### TASK DESCRIPTION:
Report all lines from the entries below in which "building" appears.

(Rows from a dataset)
----

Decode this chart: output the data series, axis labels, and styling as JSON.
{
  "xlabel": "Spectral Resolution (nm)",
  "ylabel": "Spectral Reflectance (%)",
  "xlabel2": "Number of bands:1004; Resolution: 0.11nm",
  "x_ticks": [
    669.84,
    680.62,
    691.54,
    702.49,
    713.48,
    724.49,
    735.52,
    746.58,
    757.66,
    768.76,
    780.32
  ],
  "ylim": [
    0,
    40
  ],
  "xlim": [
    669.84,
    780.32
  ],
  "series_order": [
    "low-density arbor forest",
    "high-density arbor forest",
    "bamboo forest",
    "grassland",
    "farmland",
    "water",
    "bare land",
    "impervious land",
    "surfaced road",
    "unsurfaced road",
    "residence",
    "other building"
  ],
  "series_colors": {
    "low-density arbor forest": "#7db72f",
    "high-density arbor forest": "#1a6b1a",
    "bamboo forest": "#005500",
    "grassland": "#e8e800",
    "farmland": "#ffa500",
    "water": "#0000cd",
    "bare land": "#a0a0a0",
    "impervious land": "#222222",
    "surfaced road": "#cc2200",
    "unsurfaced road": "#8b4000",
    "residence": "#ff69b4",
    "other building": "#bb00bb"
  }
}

----

### RESULT BELOW:
    "other building"
    "other building": "#bb00bb"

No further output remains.